TASK GOAL –
Gather from the listing below each line that includes the word "with", and copy it.

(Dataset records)
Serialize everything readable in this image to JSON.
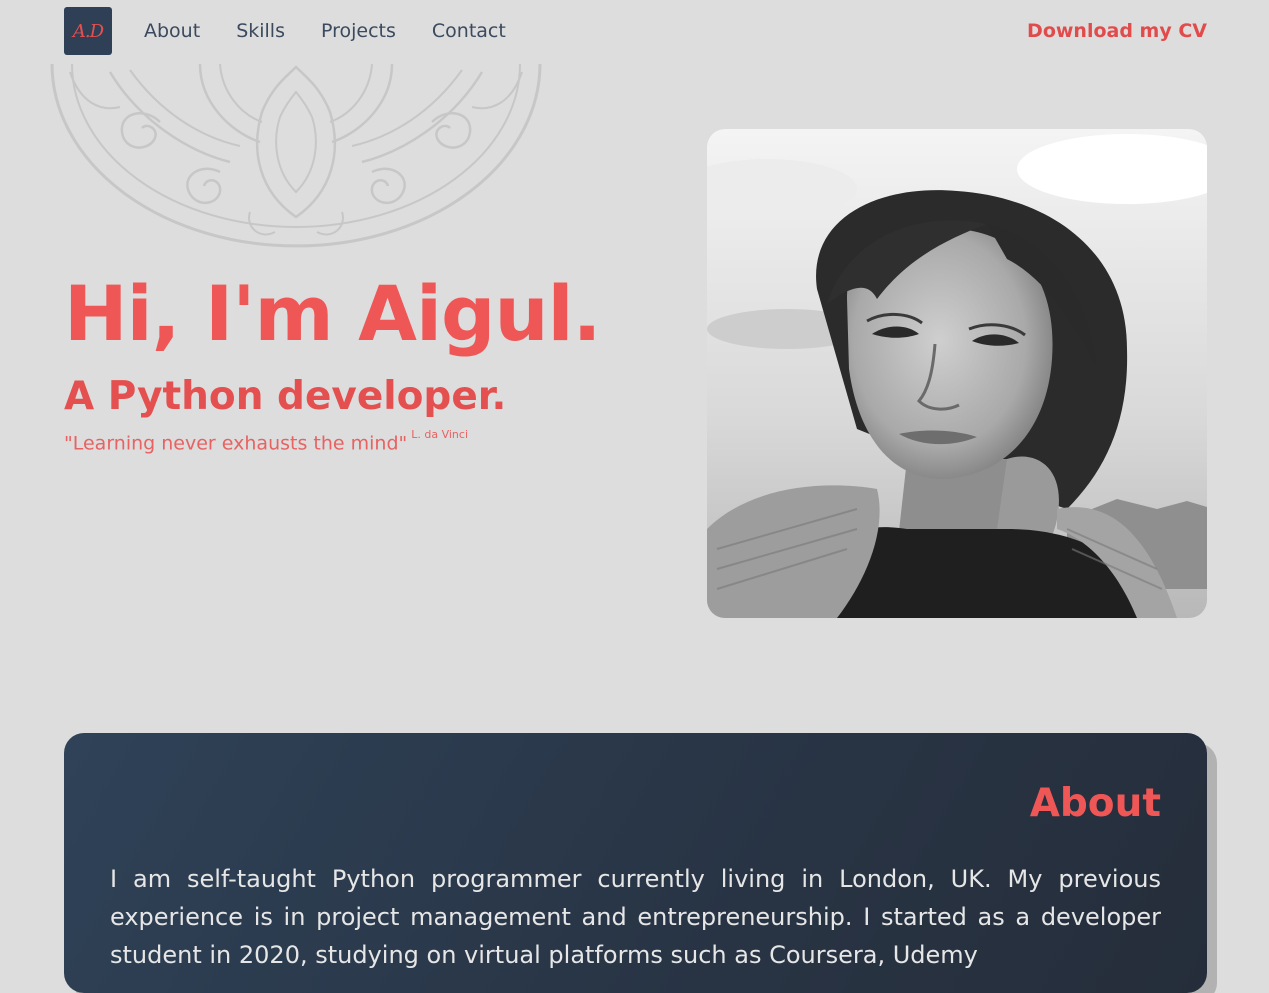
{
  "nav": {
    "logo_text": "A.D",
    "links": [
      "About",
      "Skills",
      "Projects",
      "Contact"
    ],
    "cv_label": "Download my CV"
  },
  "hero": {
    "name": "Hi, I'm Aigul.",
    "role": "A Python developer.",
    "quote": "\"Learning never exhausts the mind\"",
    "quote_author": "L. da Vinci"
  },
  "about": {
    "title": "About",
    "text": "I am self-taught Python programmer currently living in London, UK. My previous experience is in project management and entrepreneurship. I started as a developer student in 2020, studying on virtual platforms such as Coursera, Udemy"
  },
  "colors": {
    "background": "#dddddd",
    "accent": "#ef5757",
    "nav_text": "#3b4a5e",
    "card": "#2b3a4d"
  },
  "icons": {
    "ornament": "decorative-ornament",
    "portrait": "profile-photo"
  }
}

* * *

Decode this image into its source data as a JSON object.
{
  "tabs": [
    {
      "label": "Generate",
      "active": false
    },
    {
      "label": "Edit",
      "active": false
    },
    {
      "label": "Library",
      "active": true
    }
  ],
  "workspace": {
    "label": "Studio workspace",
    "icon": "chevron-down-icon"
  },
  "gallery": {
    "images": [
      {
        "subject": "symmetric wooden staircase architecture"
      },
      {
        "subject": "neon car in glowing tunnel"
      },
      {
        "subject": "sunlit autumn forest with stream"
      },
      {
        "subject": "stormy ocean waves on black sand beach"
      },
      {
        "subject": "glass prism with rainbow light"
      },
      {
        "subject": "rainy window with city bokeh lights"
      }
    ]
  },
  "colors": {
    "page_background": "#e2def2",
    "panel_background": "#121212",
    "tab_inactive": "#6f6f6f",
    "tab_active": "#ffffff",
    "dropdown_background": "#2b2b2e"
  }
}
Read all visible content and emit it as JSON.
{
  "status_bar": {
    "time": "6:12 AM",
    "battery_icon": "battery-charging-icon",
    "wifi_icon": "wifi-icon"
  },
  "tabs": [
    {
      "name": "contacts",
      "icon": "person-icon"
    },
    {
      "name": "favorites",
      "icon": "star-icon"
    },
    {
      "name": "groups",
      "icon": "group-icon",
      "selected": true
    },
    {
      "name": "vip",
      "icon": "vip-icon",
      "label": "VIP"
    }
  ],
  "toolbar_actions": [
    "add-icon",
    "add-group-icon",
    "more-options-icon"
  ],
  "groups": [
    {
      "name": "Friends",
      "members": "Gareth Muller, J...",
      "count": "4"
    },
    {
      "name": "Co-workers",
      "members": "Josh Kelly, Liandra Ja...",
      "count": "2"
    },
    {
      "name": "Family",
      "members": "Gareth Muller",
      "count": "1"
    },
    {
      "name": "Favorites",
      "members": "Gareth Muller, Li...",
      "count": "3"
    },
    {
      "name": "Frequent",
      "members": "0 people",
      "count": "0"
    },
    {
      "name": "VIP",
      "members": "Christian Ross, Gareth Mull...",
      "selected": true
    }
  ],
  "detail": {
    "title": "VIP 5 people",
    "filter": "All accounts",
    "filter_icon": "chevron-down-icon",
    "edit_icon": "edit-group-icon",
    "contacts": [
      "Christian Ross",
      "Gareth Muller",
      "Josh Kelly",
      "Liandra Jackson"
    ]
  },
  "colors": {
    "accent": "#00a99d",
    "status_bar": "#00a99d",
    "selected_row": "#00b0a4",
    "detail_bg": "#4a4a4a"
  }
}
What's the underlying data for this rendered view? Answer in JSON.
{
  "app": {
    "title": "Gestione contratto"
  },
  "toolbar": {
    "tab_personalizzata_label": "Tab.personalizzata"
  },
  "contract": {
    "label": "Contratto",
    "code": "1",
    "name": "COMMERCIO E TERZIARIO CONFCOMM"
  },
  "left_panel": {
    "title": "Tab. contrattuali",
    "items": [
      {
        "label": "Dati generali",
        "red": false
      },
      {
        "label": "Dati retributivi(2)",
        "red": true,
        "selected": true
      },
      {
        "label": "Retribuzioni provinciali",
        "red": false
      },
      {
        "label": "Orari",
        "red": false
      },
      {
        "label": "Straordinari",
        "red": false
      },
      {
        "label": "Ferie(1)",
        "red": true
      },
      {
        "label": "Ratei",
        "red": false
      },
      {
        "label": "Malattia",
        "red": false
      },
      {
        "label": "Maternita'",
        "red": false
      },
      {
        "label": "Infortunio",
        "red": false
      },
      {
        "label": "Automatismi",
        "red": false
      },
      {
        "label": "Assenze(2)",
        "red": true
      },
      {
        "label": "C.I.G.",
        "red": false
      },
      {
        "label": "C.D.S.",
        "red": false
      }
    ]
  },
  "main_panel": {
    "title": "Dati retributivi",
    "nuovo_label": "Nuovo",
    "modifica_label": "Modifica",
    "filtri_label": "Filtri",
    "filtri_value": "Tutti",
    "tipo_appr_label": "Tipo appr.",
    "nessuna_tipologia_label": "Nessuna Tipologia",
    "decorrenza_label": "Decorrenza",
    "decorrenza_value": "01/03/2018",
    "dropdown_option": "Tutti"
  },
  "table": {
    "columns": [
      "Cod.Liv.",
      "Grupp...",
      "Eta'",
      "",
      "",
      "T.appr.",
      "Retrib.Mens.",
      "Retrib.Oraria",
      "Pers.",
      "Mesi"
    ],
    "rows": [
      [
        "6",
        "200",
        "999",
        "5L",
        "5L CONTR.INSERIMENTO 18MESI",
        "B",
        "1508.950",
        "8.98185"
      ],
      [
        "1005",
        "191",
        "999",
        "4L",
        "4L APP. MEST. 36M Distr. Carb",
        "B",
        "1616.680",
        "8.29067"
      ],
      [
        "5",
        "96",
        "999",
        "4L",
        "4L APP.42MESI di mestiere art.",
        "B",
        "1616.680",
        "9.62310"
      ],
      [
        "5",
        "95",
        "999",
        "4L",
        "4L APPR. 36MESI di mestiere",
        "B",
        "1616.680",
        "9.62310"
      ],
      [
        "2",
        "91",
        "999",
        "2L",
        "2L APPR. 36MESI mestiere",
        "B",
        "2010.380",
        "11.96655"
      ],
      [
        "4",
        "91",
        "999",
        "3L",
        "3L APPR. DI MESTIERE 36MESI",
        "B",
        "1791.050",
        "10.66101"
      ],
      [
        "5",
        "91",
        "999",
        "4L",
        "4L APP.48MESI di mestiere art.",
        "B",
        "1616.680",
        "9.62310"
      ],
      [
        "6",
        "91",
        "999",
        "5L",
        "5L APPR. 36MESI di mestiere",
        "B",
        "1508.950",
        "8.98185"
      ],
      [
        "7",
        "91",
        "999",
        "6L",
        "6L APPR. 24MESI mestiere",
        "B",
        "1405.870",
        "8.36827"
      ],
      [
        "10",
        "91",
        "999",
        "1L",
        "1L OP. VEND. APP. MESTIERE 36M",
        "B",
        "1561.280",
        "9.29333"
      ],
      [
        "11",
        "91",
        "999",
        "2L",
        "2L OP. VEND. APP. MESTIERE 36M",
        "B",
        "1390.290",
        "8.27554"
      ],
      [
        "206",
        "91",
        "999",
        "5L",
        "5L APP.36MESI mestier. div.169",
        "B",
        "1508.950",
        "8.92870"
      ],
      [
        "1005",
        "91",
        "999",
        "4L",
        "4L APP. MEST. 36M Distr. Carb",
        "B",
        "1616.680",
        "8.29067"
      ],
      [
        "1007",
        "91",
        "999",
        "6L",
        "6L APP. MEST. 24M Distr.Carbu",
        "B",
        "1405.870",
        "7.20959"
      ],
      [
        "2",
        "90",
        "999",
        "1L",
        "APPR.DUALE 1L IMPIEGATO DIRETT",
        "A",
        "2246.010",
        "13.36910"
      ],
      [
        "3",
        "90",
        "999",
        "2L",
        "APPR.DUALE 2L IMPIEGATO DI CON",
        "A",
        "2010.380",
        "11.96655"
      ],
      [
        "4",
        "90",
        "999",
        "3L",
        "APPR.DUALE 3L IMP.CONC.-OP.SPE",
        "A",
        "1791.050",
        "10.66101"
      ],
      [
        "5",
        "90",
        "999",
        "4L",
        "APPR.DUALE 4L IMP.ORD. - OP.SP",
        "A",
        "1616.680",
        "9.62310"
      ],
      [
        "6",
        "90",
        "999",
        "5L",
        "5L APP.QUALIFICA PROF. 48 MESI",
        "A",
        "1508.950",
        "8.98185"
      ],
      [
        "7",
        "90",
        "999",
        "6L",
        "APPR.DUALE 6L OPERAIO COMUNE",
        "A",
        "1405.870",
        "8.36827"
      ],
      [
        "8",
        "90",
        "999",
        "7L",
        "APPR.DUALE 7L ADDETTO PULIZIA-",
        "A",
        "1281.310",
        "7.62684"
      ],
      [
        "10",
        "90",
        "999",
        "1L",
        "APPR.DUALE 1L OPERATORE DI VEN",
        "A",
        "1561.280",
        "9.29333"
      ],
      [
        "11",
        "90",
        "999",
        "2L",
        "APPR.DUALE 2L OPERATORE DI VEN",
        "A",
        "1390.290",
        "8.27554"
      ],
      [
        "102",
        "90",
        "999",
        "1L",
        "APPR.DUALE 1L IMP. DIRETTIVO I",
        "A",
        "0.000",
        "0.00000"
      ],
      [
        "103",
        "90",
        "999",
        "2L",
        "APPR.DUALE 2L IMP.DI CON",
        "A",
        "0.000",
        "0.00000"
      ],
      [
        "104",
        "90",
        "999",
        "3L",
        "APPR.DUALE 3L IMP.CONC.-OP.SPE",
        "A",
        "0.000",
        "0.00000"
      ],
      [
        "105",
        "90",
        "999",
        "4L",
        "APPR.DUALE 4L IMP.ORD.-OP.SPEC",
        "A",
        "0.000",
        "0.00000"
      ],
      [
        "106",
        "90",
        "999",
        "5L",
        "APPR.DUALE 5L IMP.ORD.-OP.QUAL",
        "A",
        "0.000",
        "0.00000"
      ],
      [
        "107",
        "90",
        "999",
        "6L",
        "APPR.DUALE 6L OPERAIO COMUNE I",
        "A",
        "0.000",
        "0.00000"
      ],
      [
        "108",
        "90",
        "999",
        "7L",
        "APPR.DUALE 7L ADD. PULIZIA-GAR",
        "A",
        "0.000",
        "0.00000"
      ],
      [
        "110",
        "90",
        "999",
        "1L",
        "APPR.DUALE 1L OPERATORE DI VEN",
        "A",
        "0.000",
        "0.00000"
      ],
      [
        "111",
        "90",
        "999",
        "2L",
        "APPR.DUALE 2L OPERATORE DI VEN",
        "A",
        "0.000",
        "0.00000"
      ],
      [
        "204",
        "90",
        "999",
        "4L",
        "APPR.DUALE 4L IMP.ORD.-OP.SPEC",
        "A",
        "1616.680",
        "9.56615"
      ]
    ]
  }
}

ANSWER TO THIS PROBLEM –
        "subject": "sunlit autumn forest with stream"
        "subject": "glass prism with rainbow light"
        "subject": "rainy window with city bokeh lights"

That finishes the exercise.